(Items from a dataset)

--- BEGIN ---

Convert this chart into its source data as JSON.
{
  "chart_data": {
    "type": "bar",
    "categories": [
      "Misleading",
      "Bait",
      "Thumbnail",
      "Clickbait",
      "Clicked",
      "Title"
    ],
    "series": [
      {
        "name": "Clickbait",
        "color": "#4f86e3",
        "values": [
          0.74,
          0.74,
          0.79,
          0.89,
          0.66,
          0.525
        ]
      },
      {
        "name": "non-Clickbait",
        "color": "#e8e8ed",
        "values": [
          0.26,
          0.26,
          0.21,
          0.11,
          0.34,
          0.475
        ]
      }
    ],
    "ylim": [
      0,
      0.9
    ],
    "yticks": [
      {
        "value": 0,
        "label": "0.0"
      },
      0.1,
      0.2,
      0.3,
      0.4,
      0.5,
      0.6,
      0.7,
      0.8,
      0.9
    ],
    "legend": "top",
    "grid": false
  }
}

--- END ---

■ Given exercise
Which lines hold the word "Clickbait"? Show each one.

■ Correct answer
      "Clickbait",
        "name": "Clickbait",
        "name": "non-Clickbait",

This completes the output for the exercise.